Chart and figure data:
§ §

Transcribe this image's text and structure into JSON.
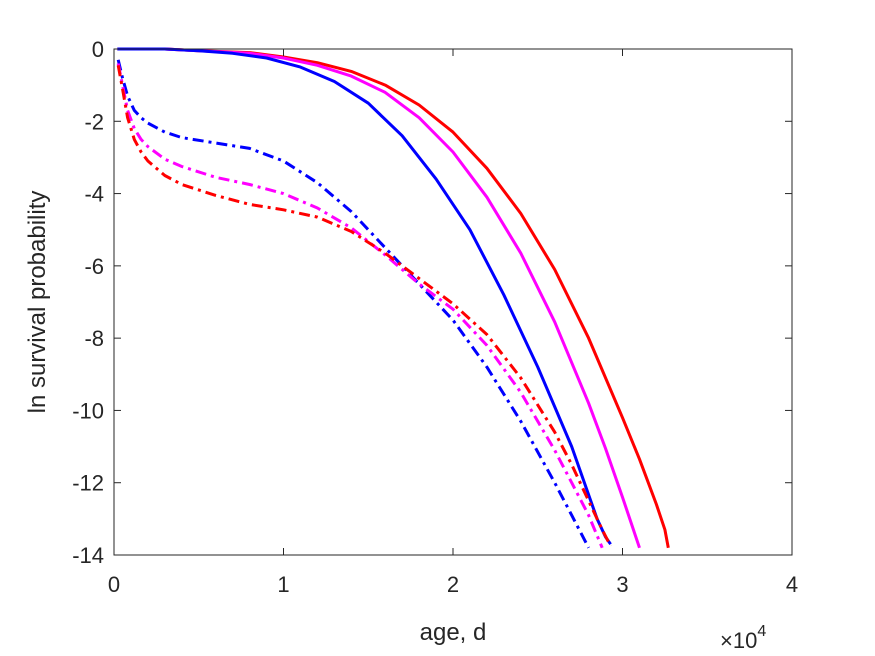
{
  "chart_data": {
    "type": "line",
    "xlabel": "age, d",
    "ylabel": "ln survival probability",
    "xlim": [
      0,
      40000
    ],
    "ylim": [
      -14,
      0
    ],
    "x_ticks": [
      0,
      10000,
      20000,
      30000,
      40000
    ],
    "x_tick_labels": [
      "0",
      "1",
      "2",
      "3",
      "4"
    ],
    "x_exponent": {
      "base": "×10",
      "power": "4"
    },
    "y_ticks": [
      0,
      -2,
      -4,
      -6,
      -8,
      -10,
      -12,
      -14
    ],
    "y_tick_labels": [
      "0",
      "-2",
      "-4",
      "-6",
      "-8",
      "-10",
      "-12",
      "-14"
    ],
    "grid": false,
    "legend": "none",
    "series": [
      {
        "color": "#ff0000",
        "style": "solid",
        "x": [
          200,
          3000,
          5000,
          8000,
          10000,
          12000,
          14000,
          16000,
          18000,
          20000,
          22000,
          24000,
          26000,
          28000,
          30000,
          31000,
          32000,
          32500,
          32700
        ],
        "y": [
          0,
          0,
          -0.05,
          -0.1,
          -0.22,
          -0.38,
          -0.62,
          -1.0,
          -1.55,
          -2.3,
          -3.3,
          -4.55,
          -6.1,
          -8.0,
          -10.2,
          -11.35,
          -12.6,
          -13.3,
          -13.8
        ]
      },
      {
        "color": "#ff00ff",
        "style": "solid",
        "x": [
          200,
          3000,
          5000,
          8000,
          10000,
          12000,
          14000,
          16000,
          18000,
          20000,
          22000,
          24000,
          26000,
          28000,
          29000,
          30000,
          30500,
          31000
        ],
        "y": [
          0,
          0,
          -0.05,
          -0.12,
          -0.25,
          -0.45,
          -0.75,
          -1.2,
          -1.9,
          -2.85,
          -4.1,
          -5.65,
          -7.55,
          -9.8,
          -11.05,
          -12.4,
          -13.1,
          -13.8
        ]
      },
      {
        "color": "#0000ff",
        "style": "solid",
        "x": [
          200,
          3000,
          5000,
          7000,
          9000,
          11000,
          13000,
          15000,
          17000,
          19000,
          21000,
          23000,
          25000,
          27000,
          28500,
          29000,
          29300
        ],
        "y": [
          0,
          0,
          -0.05,
          -0.12,
          -0.25,
          -0.5,
          -0.9,
          -1.5,
          -2.4,
          -3.6,
          -5.0,
          -6.8,
          -8.8,
          -11.0,
          -13.0,
          -13.5,
          -13.7
        ]
      },
      {
        "color": "#0000ff",
        "style": "dashdot",
        "x": [
          250,
          500,
          800,
          1200,
          1600,
          2000,
          3000,
          4000,
          6000,
          8000,
          10000,
          12000,
          14000,
          16000,
          18000,
          20000,
          22000,
          24000,
          26000,
          27000,
          28000
        ],
        "y": [
          -0.3,
          -0.8,
          -1.3,
          -1.7,
          -1.9,
          -2.05,
          -2.3,
          -2.45,
          -2.6,
          -2.75,
          -3.1,
          -3.7,
          -4.5,
          -5.5,
          -6.5,
          -7.5,
          -8.8,
          -10.3,
          -12.0,
          -12.9,
          -13.8
        ]
      },
      {
        "color": "#ff00ff",
        "style": "dashdot",
        "x": [
          250,
          500,
          800,
          1200,
          1600,
          2000,
          3000,
          4000,
          6000,
          8000,
          10000,
          12000,
          14000,
          16000,
          18000,
          20000,
          22000,
          24000,
          26000,
          27000,
          28000,
          28800
        ],
        "y": [
          -0.4,
          -1.0,
          -1.7,
          -2.2,
          -2.5,
          -2.7,
          -3.05,
          -3.25,
          -3.55,
          -3.75,
          -4.0,
          -4.4,
          -4.95,
          -5.7,
          -6.5,
          -7.2,
          -8.2,
          -9.5,
          -11.1,
          -12.0,
          -12.9,
          -13.8
        ]
      },
      {
        "color": "#ff0000",
        "style": "dashdot",
        "x": [
          250,
          500,
          800,
          1200,
          1600,
          2000,
          3000,
          4000,
          6000,
          8000,
          10000,
          12000,
          14000,
          16000,
          18000,
          20000,
          22000,
          24000,
          26000,
          27000,
          28000,
          28800,
          29300
        ],
        "y": [
          -0.45,
          -1.1,
          -1.9,
          -2.5,
          -2.85,
          -3.1,
          -3.5,
          -3.75,
          -4.05,
          -4.3,
          -4.45,
          -4.65,
          -5.05,
          -5.65,
          -6.35,
          -7.05,
          -7.9,
          -9.1,
          -10.6,
          -11.5,
          -12.5,
          -13.3,
          -13.75
        ]
      }
    ]
  }
}
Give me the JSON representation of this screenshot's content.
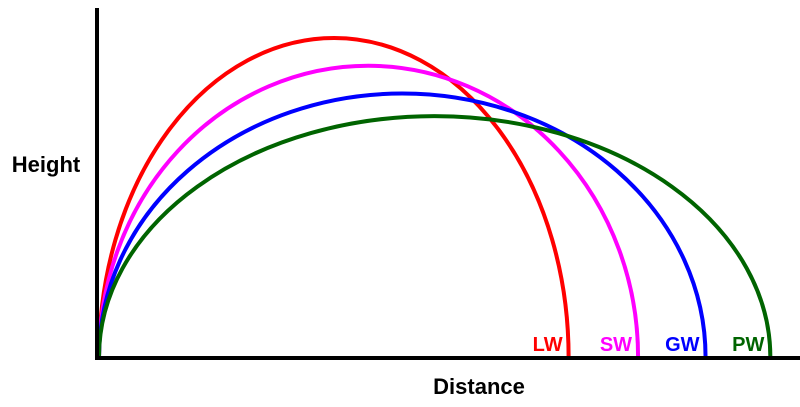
{
  "chart_data": {
    "type": "line",
    "title": "",
    "xlabel": "Distance",
    "ylabel": "Height",
    "xlim": [
      0,
      100
    ],
    "ylim": [
      0,
      100
    ],
    "grid": false,
    "axes_ticks": false,
    "series": [
      {
        "name": "LW",
        "color": "#ff0000",
        "apex_x": 35.2,
        "apex_y": 100,
        "landing_x": 70.3
      },
      {
        "name": "SW",
        "color": "#ff00ff",
        "apex_x": 40.3,
        "apex_y": 91.3,
        "landing_x": 80.7
      },
      {
        "name": "GW",
        "color": "#0000ff",
        "apex_x": 45.4,
        "apex_y": 82.6,
        "landing_x": 90.8
      },
      {
        "name": "PW",
        "color": "#006400",
        "apex_x": 50.2,
        "apex_y": 75.5,
        "landing_x": 100.5
      }
    ]
  }
}
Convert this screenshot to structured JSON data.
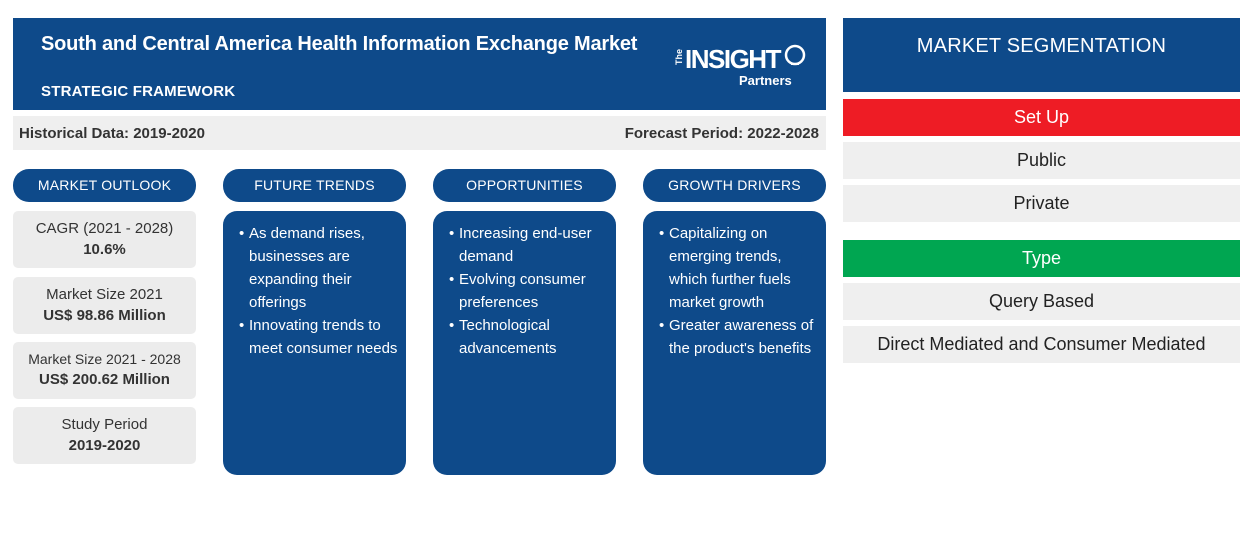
{
  "header": {
    "title": "South and Central America Health Information Exchange Market",
    "subtitle": "STRATEGIC FRAMEWORK",
    "logo": {
      "the": "The",
      "insight": "INSIGHT",
      "partners": "Partners"
    }
  },
  "periods": {
    "historical": "Historical Data: 2019-2020",
    "forecast": "Forecast Period: 2022-2028"
  },
  "market_outlook": {
    "heading": "MARKET OUTLOOK",
    "stats": [
      {
        "label": "CAGR (2021 - 2028)",
        "value": "10.6%"
      },
      {
        "label": "Market Size 2021",
        "value": "US$ 98.86 Million"
      },
      {
        "label": "Market Size 2021 - 2028",
        "value": "US$ 200.62 Million"
      },
      {
        "label": "Study Period",
        "value": "2019-2020"
      }
    ]
  },
  "future_trends": {
    "heading": "FUTURE TRENDS",
    "items": [
      "As demand rises, businesses are expanding their offerings",
      "Innovating trends to meet consumer needs"
    ]
  },
  "opportunities": {
    "heading": "OPPORTUNITIES",
    "items": [
      "Increasing end-user demand",
      "Evolving consumer preferences",
      "Technological advancements"
    ]
  },
  "growth_drivers": {
    "heading": "GROWTH DRIVERS",
    "items": [
      "Capitalizing on emerging trends, which further fuels market growth",
      "Greater awareness of the product's benefits"
    ]
  },
  "segmentation": {
    "title": "MARKET SEGMENTATION",
    "groups": [
      {
        "category": "Set Up",
        "color": "#ee1c25",
        "items": [
          "Public",
          "Private"
        ]
      },
      {
        "category": "Type",
        "color": "#00a651",
        "items": [
          "Query Based",
          "Direct Mediated and Consumer Mediated"
        ]
      }
    ]
  },
  "colors": {
    "primary": "#0e4a8a",
    "panel": "#efefef"
  }
}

§ §

Directive. Gather and return every line that holds the string "ylabel".

Exercise output.
    "ylabel": "ln survival probability",
    "ylabel": "Height",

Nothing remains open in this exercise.